=== EXERCISE TASKS ===
#1 Decide whether each statement below agrees with the passage about the film. Answer yes or no for each, and quote the deciding words of the passage exactly.
(a) The newspaper story that inspired the film was spotted by its screenwriter, Tibby Clarke.
(b) Wix owns the local grocery store.
(c) The story was transposed to Ottawa.
#2 In the entries, copy out everything from the line that contains "search-box: [11, 81, 242, 105]" down to the line that contains "users-table: Name Email", with both of those lines included.

=== TEXT ===
————————

Dedicated to “the memory of rationing”, the film was inspired by a newspaper story spotted by its screenwriter, Tibby Clarke, which related that:

during the war, in order that a rule be observed whereby the Dutch royal succession must be born on Netherlands soil, a room in Ottawa where the family was in exile from the German occupation, officially became Dutch territory [16]

This story was transposed to the London district of Pimlico, whose inhabitants stoically endure Labour Chancellor of the Exchequer Sir Stafford Cripps’ austerity measures without sharing his missionary zeal for the project which led Winston Churchill to say of him “there but for the grace of God, goes God.” [17] The film is a reaction to the prevalent mood of “jaded despair”[18]  which had replaced the optimism generated by the Labour party’s landslide electoral victory of 1945. If those sympathetic to the Labour victory were feeling disillusioned, “the strident emotions of the period were felt by the people who had voted Conservative in 1945” who sensed:

as Evelyn Waugh the novelist put it, that living under a Socialist government was like living under an army of occupation. [19]

However, contrary to Waugh’s disdain, the farewell which is ruefully bidden to ration books in the film’s dedication is perhaps less ironic than might at first appear.

The residents of Miramont Place, Pimlico, are shown queuing for food and clothing with their meagre handfuls of coupons. The bleakness of this economic climate is ironicised by a most “un-English” heatwave in which the community basks. That community’s two most prominent members personalise the contending political forces at work within it. Albert Pemberton, portrayed by Stanley Holloway, is the owner of the local grocery store and could be said to symbolise the community’s heart. He is an idealist who works long into the night building models of the communal swimming pool which he dreams of constructing on the square’s bombed out waste land. Wix (Raymond Huntley) the bank manager is, in contrast to Pemberton, a pragmatic monetarist.
However, despite their differences, Wix and Pemberton are both similarly thwarted in their daily lives – the bank manager by his hidebound superiors, Pemberton by the unimaginative Council – a factor which will eventually enable them to find common cause.

At a Council meeting, Pemberton submits a plan for the regeneration of the area which would see the derelict land transformed for the benefit of the whole community, in particular its children. Wix is prominent in securing an agreement that the land is sold to developers who will provide luxury apartments and business outlets for those who can afford them: after all, the Council is “in no position to finance daydreams.” Pemberton chastises his fellow councillors for their obsession with “pounds, shillings and pence” as they begin to list the advantages the site can offer would-be investors. The camera pans along the desolate rubble strewn town square accompanied by the hyperbole of the intended sales pitch. Just as the business proposition is declared to be “a thoroughly safe investment”, a bomb explodes.

————————

=== DATASET CONTENT ===
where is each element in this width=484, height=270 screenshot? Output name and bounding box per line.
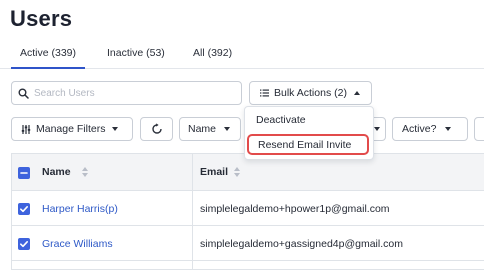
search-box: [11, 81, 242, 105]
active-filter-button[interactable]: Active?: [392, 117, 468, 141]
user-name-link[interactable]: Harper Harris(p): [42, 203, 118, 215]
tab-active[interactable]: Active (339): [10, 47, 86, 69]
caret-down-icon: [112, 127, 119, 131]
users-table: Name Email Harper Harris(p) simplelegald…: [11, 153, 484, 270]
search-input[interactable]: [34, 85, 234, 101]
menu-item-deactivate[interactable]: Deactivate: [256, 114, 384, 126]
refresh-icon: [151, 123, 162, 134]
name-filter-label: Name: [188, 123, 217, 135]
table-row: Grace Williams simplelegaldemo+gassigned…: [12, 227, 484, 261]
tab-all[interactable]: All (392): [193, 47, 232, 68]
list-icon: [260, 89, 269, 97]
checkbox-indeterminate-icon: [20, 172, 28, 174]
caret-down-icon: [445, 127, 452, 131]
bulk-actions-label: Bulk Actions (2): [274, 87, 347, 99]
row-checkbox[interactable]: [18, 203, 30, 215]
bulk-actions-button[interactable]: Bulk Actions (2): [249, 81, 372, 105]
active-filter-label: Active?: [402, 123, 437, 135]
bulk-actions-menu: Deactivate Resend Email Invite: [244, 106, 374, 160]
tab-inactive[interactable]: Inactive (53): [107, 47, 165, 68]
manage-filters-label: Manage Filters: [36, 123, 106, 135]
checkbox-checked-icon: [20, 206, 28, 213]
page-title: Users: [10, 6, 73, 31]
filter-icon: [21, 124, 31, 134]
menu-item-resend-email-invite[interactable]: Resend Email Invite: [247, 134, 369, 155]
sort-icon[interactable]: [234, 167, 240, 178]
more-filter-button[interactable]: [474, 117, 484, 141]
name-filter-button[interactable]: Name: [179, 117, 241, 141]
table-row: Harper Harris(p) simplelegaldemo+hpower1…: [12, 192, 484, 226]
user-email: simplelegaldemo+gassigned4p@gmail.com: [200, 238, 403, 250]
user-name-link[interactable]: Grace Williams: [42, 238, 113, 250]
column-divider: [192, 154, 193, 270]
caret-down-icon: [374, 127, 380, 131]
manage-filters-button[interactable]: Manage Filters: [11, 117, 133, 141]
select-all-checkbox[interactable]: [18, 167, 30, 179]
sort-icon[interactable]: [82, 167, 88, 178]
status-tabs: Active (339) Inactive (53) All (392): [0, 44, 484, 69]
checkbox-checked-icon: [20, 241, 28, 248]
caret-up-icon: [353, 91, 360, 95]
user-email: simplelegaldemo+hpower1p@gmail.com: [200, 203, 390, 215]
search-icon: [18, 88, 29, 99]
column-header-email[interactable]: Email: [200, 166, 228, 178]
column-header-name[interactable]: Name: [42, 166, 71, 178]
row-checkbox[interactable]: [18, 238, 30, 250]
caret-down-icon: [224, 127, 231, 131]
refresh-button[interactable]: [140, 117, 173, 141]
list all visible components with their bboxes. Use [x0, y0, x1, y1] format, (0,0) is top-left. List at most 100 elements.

————————

=== PER-TASK OUTPUTS ===
#1
(a) Yes. "a newspaper story spotted by its screenwriter, Tibby Clarke"
(b) No. "Albert Pemberton, portrayed by Stanley Holloway, is the owner of the local grocery store"
(c) No. "This story was transposed to the London district of Pimlico"

#2
search-box: [11, 81, 242, 105]
active-filter-button[interactable]: Active?: [392, 117, 468, 141]
user-name-link[interactable]: Harper Harris(p): [42, 203, 118, 215]
tab-active[interactable]: Active (339): [10, 47, 86, 69]
caret-down-icon: [112, 127, 119, 131]
users-table: Name Email Harper Harris(p) simplelegald…: [11, 153, 484, 270]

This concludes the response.